EXCERPTED DATA —
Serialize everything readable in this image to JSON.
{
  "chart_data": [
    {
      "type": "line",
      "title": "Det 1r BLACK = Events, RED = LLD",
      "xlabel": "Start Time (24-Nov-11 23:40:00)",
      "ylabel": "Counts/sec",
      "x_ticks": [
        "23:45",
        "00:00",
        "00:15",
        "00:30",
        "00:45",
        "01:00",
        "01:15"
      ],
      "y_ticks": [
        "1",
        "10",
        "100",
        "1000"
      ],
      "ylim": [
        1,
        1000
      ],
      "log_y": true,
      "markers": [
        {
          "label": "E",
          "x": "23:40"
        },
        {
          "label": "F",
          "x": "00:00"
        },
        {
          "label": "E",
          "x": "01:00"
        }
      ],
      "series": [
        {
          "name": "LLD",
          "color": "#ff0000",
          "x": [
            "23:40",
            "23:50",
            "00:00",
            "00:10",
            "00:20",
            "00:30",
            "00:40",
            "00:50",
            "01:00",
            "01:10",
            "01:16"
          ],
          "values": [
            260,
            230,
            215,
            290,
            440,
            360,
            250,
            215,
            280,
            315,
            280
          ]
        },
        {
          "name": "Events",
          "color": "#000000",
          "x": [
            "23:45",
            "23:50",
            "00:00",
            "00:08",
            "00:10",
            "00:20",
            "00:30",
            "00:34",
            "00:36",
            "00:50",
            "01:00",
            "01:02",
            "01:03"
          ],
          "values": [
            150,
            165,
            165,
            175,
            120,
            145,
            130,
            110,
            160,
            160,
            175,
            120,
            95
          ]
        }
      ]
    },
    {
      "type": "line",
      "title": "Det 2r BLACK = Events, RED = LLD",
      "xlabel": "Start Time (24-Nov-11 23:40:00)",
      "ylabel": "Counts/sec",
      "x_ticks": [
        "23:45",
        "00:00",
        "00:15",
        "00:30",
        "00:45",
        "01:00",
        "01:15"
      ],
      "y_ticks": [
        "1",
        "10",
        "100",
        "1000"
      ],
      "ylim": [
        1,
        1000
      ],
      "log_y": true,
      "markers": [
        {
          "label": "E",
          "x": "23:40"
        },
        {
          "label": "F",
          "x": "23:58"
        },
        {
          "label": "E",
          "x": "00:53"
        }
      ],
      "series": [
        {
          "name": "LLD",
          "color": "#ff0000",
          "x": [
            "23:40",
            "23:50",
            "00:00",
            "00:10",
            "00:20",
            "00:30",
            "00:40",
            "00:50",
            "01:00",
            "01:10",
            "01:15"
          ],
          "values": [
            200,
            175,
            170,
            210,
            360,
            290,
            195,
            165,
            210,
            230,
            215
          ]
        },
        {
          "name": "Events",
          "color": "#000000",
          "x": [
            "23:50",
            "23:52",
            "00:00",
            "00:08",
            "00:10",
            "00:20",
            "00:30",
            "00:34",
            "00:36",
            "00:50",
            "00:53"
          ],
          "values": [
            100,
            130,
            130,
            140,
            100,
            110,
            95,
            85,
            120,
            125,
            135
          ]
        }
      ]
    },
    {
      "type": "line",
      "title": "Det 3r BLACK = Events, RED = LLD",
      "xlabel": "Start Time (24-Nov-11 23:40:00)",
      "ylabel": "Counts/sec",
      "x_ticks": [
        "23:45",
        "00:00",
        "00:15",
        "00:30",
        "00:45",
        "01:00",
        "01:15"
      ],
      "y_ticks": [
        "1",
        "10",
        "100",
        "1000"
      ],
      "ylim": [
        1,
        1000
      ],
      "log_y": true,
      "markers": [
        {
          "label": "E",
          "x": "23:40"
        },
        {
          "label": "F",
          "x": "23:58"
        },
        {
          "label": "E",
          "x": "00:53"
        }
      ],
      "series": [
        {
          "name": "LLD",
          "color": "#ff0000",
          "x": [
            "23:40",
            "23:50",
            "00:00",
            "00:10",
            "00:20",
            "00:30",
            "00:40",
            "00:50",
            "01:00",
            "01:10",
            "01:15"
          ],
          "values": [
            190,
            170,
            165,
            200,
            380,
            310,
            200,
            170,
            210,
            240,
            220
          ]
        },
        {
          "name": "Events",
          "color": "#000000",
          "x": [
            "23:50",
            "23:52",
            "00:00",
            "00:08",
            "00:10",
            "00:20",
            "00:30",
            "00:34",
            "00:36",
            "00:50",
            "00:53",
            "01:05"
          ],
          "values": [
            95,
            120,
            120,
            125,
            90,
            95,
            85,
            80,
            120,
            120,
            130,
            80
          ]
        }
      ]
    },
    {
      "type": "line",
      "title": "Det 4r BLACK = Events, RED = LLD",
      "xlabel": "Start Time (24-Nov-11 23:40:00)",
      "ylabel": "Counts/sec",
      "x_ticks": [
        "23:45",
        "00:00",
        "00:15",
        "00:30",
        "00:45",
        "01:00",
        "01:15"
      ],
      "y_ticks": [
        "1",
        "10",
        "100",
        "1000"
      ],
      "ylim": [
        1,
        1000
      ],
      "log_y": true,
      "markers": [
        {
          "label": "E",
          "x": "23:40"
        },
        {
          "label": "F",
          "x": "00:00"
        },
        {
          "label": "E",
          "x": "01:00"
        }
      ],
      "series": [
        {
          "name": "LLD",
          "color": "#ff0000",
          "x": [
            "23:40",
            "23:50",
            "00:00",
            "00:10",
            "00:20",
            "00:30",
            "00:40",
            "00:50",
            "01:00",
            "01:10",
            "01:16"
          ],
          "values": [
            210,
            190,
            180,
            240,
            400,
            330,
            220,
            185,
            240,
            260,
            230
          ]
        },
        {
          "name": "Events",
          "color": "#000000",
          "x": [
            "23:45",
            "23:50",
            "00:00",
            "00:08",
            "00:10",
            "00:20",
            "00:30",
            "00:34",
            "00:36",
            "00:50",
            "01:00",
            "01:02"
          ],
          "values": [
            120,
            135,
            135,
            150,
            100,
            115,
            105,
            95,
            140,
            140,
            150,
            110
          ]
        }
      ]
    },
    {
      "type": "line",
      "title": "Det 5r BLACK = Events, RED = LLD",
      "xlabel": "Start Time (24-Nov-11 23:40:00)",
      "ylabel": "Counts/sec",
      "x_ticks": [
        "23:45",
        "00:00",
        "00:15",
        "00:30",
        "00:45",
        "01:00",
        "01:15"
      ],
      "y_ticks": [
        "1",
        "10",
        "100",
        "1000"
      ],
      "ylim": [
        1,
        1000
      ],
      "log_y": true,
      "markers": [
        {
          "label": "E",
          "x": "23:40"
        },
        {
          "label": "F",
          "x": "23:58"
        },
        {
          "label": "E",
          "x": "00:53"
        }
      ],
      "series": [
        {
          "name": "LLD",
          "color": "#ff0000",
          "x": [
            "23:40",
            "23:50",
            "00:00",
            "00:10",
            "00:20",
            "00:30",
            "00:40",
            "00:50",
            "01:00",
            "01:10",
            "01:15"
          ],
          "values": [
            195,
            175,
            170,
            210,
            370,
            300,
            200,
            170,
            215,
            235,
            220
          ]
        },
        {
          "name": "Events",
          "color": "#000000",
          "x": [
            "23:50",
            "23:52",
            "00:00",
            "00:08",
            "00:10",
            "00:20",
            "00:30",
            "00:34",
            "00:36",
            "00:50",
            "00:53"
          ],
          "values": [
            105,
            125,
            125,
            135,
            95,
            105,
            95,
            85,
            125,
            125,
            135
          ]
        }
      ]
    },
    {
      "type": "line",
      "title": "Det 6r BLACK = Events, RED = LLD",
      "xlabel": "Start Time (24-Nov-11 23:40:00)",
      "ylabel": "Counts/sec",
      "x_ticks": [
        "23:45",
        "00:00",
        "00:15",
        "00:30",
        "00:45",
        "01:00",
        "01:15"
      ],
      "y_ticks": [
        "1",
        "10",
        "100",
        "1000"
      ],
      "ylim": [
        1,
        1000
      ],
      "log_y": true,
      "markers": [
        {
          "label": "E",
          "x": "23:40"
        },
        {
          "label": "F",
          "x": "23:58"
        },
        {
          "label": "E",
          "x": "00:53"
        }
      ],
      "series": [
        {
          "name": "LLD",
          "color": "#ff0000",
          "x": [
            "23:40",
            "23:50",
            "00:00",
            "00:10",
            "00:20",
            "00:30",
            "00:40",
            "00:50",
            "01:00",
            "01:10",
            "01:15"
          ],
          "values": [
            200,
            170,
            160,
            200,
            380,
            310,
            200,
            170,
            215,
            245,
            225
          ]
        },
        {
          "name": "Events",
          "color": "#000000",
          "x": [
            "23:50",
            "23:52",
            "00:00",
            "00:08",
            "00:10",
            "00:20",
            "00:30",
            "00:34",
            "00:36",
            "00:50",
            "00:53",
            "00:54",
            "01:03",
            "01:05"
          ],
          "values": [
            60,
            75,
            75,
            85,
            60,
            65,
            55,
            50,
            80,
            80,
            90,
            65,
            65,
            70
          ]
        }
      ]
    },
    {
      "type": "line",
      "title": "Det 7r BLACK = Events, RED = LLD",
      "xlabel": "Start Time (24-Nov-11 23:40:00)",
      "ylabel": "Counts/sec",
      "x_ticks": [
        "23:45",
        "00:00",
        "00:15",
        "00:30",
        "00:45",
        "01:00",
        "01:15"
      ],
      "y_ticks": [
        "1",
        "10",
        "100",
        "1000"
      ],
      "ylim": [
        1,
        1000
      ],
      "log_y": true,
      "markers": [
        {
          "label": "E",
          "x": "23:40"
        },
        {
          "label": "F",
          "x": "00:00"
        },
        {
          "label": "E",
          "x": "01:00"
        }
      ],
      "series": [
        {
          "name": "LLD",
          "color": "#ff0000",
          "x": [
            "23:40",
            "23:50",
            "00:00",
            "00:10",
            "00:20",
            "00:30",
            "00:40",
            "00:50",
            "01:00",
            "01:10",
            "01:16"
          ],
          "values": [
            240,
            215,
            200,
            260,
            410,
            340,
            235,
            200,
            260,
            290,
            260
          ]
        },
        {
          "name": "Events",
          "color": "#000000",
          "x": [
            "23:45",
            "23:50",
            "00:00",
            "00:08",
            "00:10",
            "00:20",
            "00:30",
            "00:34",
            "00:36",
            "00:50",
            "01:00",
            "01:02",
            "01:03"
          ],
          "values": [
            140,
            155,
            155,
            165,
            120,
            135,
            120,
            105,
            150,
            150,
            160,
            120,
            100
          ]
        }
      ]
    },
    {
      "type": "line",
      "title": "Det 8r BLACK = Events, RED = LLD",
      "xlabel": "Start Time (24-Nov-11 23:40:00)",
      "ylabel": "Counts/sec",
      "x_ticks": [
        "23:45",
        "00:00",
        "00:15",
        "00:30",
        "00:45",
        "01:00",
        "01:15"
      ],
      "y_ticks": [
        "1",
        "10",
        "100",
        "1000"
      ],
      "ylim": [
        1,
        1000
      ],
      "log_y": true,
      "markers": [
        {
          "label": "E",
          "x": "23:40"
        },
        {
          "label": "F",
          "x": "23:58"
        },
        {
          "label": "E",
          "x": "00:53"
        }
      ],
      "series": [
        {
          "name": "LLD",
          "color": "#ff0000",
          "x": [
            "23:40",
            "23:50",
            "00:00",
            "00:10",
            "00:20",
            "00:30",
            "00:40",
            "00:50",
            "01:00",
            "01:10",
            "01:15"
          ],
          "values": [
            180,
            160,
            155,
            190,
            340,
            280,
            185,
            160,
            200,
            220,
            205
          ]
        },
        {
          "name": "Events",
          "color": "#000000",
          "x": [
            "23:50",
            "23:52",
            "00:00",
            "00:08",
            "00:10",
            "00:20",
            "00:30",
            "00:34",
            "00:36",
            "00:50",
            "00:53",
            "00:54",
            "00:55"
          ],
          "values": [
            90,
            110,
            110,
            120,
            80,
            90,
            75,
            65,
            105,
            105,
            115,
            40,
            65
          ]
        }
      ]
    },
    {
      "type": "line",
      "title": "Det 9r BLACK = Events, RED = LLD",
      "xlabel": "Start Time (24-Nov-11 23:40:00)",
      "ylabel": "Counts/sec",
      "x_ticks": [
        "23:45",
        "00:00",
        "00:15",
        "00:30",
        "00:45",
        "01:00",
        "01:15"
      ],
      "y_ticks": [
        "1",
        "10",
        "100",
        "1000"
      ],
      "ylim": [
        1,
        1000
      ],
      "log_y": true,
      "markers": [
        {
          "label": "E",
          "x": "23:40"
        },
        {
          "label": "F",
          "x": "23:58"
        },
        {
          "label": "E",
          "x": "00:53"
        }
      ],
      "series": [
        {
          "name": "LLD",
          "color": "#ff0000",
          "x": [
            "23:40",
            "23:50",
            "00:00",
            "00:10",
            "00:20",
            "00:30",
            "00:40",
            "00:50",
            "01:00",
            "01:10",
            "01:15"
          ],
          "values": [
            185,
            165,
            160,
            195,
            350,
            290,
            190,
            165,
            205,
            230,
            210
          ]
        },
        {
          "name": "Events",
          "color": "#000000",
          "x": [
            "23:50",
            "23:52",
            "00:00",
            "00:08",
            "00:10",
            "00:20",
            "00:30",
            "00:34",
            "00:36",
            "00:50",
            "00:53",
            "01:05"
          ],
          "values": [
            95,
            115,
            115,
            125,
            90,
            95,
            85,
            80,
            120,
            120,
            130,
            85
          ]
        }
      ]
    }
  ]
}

WORK INSTRUCTIONS — Report how many lines of the preceding records include "BLACK". Output the number only.

TASK SOLUTION — 9